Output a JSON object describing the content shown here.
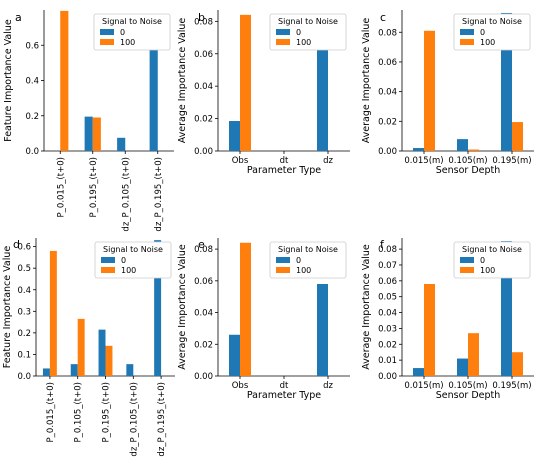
{
  "colors": {
    "s0": "#1f77b4",
    "s100": "#ff7f0e"
  },
  "chart_data": [
    {
      "id": "a",
      "letter": "a",
      "type": "bar",
      "categories": [
        "P_0.015_(t+0)",
        "P_0.195_(t+0)",
        "dz_P_0.105_(t+0)",
        "dz_P_0.195_(t+0)"
      ],
      "series": [
        {
          "name": "0",
          "values": [
            0.0,
            0.195,
            0.075,
            0.71
          ]
        },
        {
          "name": "100",
          "values": [
            0.795,
            0.19,
            0.0,
            0.0
          ]
        }
      ],
      "ylabel": "Feature Importance Value",
      "xlabel": "",
      "ylim": [
        0,
        0.8
      ],
      "yticks": [
        0.0,
        0.2,
        0.4,
        0.6
      ],
      "legend_title": "Signal to Noise",
      "legend_position": "top-right",
      "rotate_xticks": true
    },
    {
      "id": "b",
      "letter": "b",
      "type": "bar",
      "categories": [
        "Obs",
        "dt",
        "dz"
      ],
      "series": [
        {
          "name": "0",
          "values": [
            0.0185,
            0.0,
            0.065
          ]
        },
        {
          "name": "100",
          "values": [
            0.084,
            0.0,
            0.0
          ]
        }
      ],
      "ylabel": "Average Importance Value",
      "xlabel": "Parameter Type",
      "ylim": [
        0,
        0.087
      ],
      "yticks": [
        0.0,
        0.02,
        0.04,
        0.06,
        0.08
      ],
      "legend_title": "Signal to Noise",
      "legend_position": "top-right",
      "rotate_xticks": false
    },
    {
      "id": "c",
      "letter": "c",
      "type": "bar",
      "categories": [
        "0.015(m)",
        "0.105(m)",
        "0.195(m)"
      ],
      "series": [
        {
          "name": "0",
          "values": [
            0.002,
            0.008,
            0.093
          ]
        },
        {
          "name": "100",
          "values": [
            0.081,
            0.001,
            0.0195
          ]
        }
      ],
      "ylabel": "Average Importance Value",
      "xlabel": "Sensor Depth",
      "ylim": [
        0,
        0.095
      ],
      "yticks": [
        0.0,
        0.02,
        0.04,
        0.06,
        0.08
      ],
      "legend_title": "Signal to Noise",
      "legend_position": "top-right",
      "rotate_xticks": false
    },
    {
      "id": "d",
      "letter": "d",
      "type": "bar",
      "categories": [
        "P_0.015_(t+0)",
        "P_0.105_(t+0)",
        "P_0.195_(t+0)",
        "dz_P_0.105_(t+0)",
        "dz_P_0.195_(t+0)"
      ],
      "series": [
        {
          "name": "0",
          "values": [
            0.035,
            0.055,
            0.215,
            0.055,
            0.63
          ]
        },
        {
          "name": "100",
          "values": [
            0.58,
            0.265,
            0.14,
            0.0,
            0.0
          ]
        }
      ],
      "ylabel": "Feature Importance Value",
      "xlabel": "",
      "ylim": [
        0,
        0.64
      ],
      "yticks": [
        0.0,
        0.1,
        0.2,
        0.3,
        0.4,
        0.5,
        0.6
      ],
      "legend_title": "Signal to Noise",
      "legend_position": "top-right",
      "rotate_xticks": true
    },
    {
      "id": "e",
      "letter": "e",
      "type": "bar",
      "categories": [
        "Obs",
        "dt",
        "dz"
      ],
      "series": [
        {
          "name": "0",
          "values": [
            0.026,
            0.0,
            0.058
          ]
        },
        {
          "name": "100",
          "values": [
            0.084,
            0.0,
            0.0
          ]
        }
      ],
      "ylabel": "Average Importance Value",
      "xlabel": "Parameter Type",
      "ylim": [
        0,
        0.087
      ],
      "yticks": [
        0.0,
        0.02,
        0.04,
        0.06,
        0.08
      ],
      "legend_title": "Signal to Noise",
      "legend_position": "top-right",
      "rotate_xticks": false
    },
    {
      "id": "f",
      "letter": "f",
      "type": "bar",
      "categories": [
        "0.015(m)",
        "0.105(m)",
        "0.195(m)"
      ],
      "series": [
        {
          "name": "0",
          "values": [
            0.005,
            0.011,
            0.085
          ]
        },
        {
          "name": "100",
          "values": [
            0.058,
            0.027,
            0.015
          ]
        }
      ],
      "ylabel": "Average Importance Value",
      "xlabel": "Sensor Depth",
      "ylim": [
        0,
        0.087
      ],
      "yticks": [
        0.0,
        0.01,
        0.02,
        0.03,
        0.04,
        0.05,
        0.06,
        0.07,
        0.08
      ],
      "legend_title": "Signal to Noise",
      "legend_position": "top-right",
      "rotate_xticks": false
    }
  ]
}
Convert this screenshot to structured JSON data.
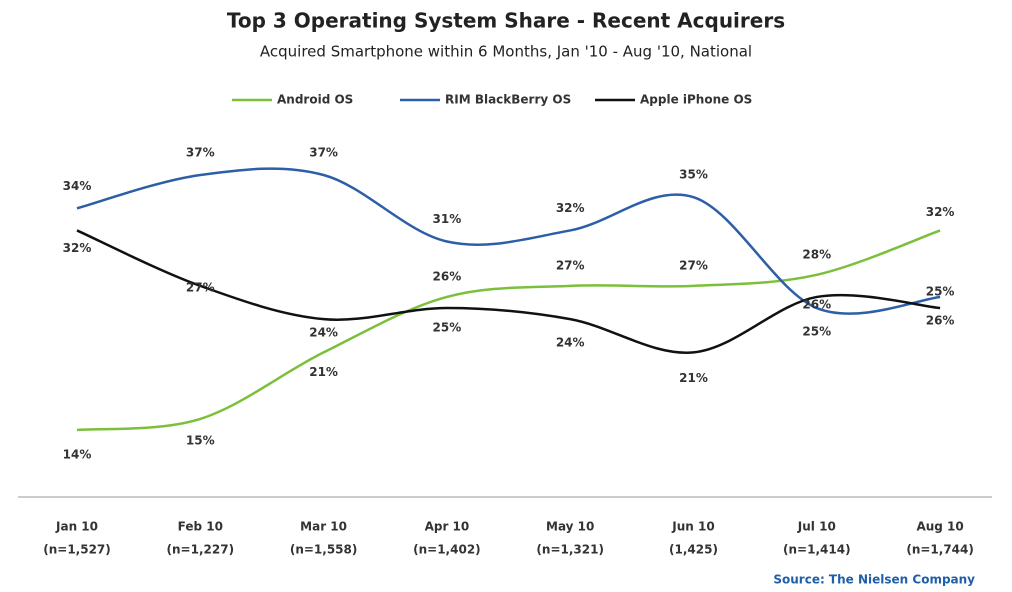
{
  "chart_data": {
    "type": "line",
    "title": "Top 3 Operating System Share - Recent Acquirers",
    "subtitle": "Acquired Smartphone within 6 Months, Jan '10 - Aug '10, National",
    "categories": [
      "Jan 10",
      "Feb 10",
      "Mar 10",
      "Apr 10",
      "May 10",
      "Jun 10",
      "Jul 10",
      "Aug 10"
    ],
    "sample_sizes": [
      "(n=1,527)",
      "(n=1,227)",
      "(n=1,558)",
      "(n=1,402)",
      "(n=1,321)",
      "(1,425)",
      "(n=1,414)",
      "(n=1,744)"
    ],
    "series": [
      {
        "name": "Android OS",
        "color": "#7cbf3a",
        "values": [
          14,
          15,
          21,
          26,
          27,
          27,
          28,
          32
        ],
        "value_labels": [
          "14%",
          "15%",
          "21%",
          "26%",
          "27%",
          "27%",
          "28%",
          "32%"
        ]
      },
      {
        "name": "RIM BlackBerry OS",
        "color": "#2d5ea8",
        "values": [
          34,
          37,
          37,
          31,
          32,
          35,
          25,
          26
        ],
        "value_labels": [
          "34%",
          "37%",
          "37%",
          "31%",
          "32%",
          "35%",
          "25%",
          "26%"
        ]
      },
      {
        "name": "Apple iPhone OS",
        "color": "#111111",
        "values": [
          32,
          27,
          24,
          25,
          24,
          21,
          26,
          25
        ],
        "value_labels": [
          "32%",
          "27%",
          "24%",
          "25%",
          "24%",
          "21%",
          "26%",
          "25%"
        ]
      }
    ],
    "legend": "top",
    "source": "Source: The Nielsen Company"
  }
}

What to work on :: Produce an exact copy of each line of data, skipping embedded images.

Task solution ::
Output a JSON object describing the content shown here.
{
  "colors": {
    "s0": "#1f77b4",
    "s100": "#ff7f0e"
  },
  "chart_data": [
    {
      "id": "a",
      "letter": "a",
      "type": "bar",
      "categories": [
        "P_0.015_(t+0)",
        "P_0.195_(t+0)",
        "dz_P_0.105_(t+0)",
        "dz_P_0.195_(t+0)"
      ],
      "series": [
        {
          "name": "0",
          "values": [
            0.0,
            0.195,
            0.075,
            0.71
          ]
        },
        {
          "name": "100",
          "values": [
            0.795,
            0.19,
            0.0,
            0.0
          ]
        }
      ],
      "ylabel": "Feature Importance Value",
      "xlabel": "",
      "ylim": [
        0,
        0.8
      ],
      "yticks": [
        0.0,
        0.2,
        0.4,
        0.6
      ],
      "legend_title": "Signal to Noise",
      "legend_position": "top-right",
      "rotate_xticks": true
    },
    {
      "id": "b",
      "letter": "b",
      "type": "bar",
      "categories": [
        "Obs",
        "dt",
        "dz"
      ],
      "series": [
        {
          "name": "0",
          "values": [
            0.0185,
            0.0,
            0.065
          ]
        },
        {
          "name": "100",
          "values": [
            0.084,
            0.0,
            0.0
          ]
        }
      ],
      "ylabel": "Average Importance Value",
      "xlabel": "Parameter Type",
      "ylim": [
        0,
        0.087
      ],
      "yticks": [
        0.0,
        0.02,
        0.04,
        0.06,
        0.08
      ],
      "legend_title": "Signal to Noise",
      "legend_position": "top-right",
      "rotate_xticks": false
    },
    {
      "id": "c",
      "letter": "c",
      "type": "bar",
      "categories": [
        "0.015(m)",
        "0.105(m)",
        "0.195(m)"
      ],
      "series": [
        {
          "name": "0",
          "values": [
            0.002,
            0.008,
            0.093
          ]
        },
        {
          "name": "100",
          "values": [
            0.081,
            0.001,
            0.0195
          ]
        }
      ],
      "ylabel": "Average Importance Value",
      "xlabel": "Sensor Depth",
      "ylim": [
        0,
        0.095
      ],
      "yticks": [
        0.0,
        0.02,
        0.04,
        0.06,
        0.08
      ],
      "legend_title": "Signal to Noise",
      "legend_position": "top-right",
      "rotate_xticks": false
    },
    {
      "id": "d",
      "letter": "d",
      "type": "bar",
      "categories": [
        "P_0.015_(t+0)",
        "P_0.105_(t+0)",
        "P_0.195_(t+0)",
        "dz_P_0.105_(t+0)",
        "dz_P_0.195_(t+0)"
      ],
      "series": [
        {
          "name": "0",
          "values": [
            0.035,
            0.055,
            0.215,
            0.055,
            0.63
          ]
        },
        {
          "name": "100",
          "values": [
            0.58,
            0.265,
            0.14,
            0.0,
            0.0
          ]
        }
      ],
      "ylabel": "Feature Importance Value",
      "xlabel": "",
      "ylim": [
        0,
        0.64
      ],
      "yticks": [
        0.0,
        0.1,
        0.2,
        0.3,
        0.4,
        0.5,
        0.6
      ],
      "legend_title": "Signal to Noise",
      "legend_position": "top-right",
      "rotate_xticks": true
    },
    {
      "id": "e",
      "letter": "e",
      "type": "bar",
      "categories": [
        "Obs",
        "dt",
        "dz"
      ],
      "series": [
        {
          "name": "0",
          "values": [
            0.026,
            0.0,
            0.058
          ]
        },
        {
          "name": "100",
          "values": [
            0.084,
            0.0,
            0.0
          ]
        }
      ],
      "ylabel": "Average Importance Value",
      "xlabel": "Parameter Type",
      "ylim": [
        0,
        0.087
      ],
      "yticks": [
        0.0,
        0.02,
        0.04,
        0.06,
        0.08
      ],
      "legend_title": "Signal to Noise",
      "legend_position": "top-right",
      "rotate_xticks": false
    },
    {
      "id": "f",
      "letter": "f",
      "type": "bar",
      "categories": [
        "0.015(m)",
        "0.105(m)",
        "0.195(m)"
      ],
      "series": [
        {
          "name": "0",
          "values": [
            0.005,
            0.011,
            0.085
          ]
        },
        {
          "name": "100",
          "values": [
            0.058,
            0.027,
            0.015
          ]
        }
      ],
      "ylabel": "Average Importance Value",
      "xlabel": "Sensor Depth",
      "ylim": [
        0,
        0.087
      ],
      "yticks": [
        0.0,
        0.01,
        0.02,
        0.03,
        0.04,
        0.05,
        0.06,
        0.07,
        0.08
      ],
      "legend_title": "Signal to Noise",
      "legend_position": "top-right",
      "rotate_xticks": false
    }
  ]
}
Convert this screenshot to structured JSON data.
{
  "chart_data": {
    "type": "line",
    "title": "Top 3 Operating System Share - Recent Acquirers",
    "subtitle": "Acquired Smartphone within 6 Months, Jan '10 - Aug '10, National",
    "categories": [
      "Jan 10",
      "Feb 10",
      "Mar 10",
      "Apr 10",
      "May 10",
      "Jun 10",
      "Jul 10",
      "Aug 10"
    ],
    "sample_sizes": [
      "(n=1,527)",
      "(n=1,227)",
      "(n=1,558)",
      "(n=1,402)",
      "(n=1,321)",
      "(1,425)",
      "(n=1,414)",
      "(n=1,744)"
    ],
    "series": [
      {
        "name": "Android OS",
        "color": "#7cbf3a",
        "values": [
          14,
          15,
          21,
          26,
          27,
          27,
          28,
          32
        ],
        "value_labels": [
          "14%",
          "15%",
          "21%",
          "26%",
          "27%",
          "27%",
          "28%",
          "32%"
        ]
      },
      {
        "name": "RIM BlackBerry OS",
        "color": "#2d5ea8",
        "values": [
          34,
          37,
          37,
          31,
          32,
          35,
          25,
          26
        ],
        "value_labels": [
          "34%",
          "37%",
          "37%",
          "31%",
          "32%",
          "35%",
          "25%",
          "26%"
        ]
      },
      {
        "name": "Apple iPhone OS",
        "color": "#111111",
        "values": [
          32,
          27,
          24,
          25,
          24,
          21,
          26,
          25
        ],
        "value_labels": [
          "32%",
          "27%",
          "24%",
          "25%",
          "24%",
          "21%",
          "26%",
          "25%"
        ]
      }
    ],
    "legend": "top",
    "source": "Source: The Nielsen Company"
  }
}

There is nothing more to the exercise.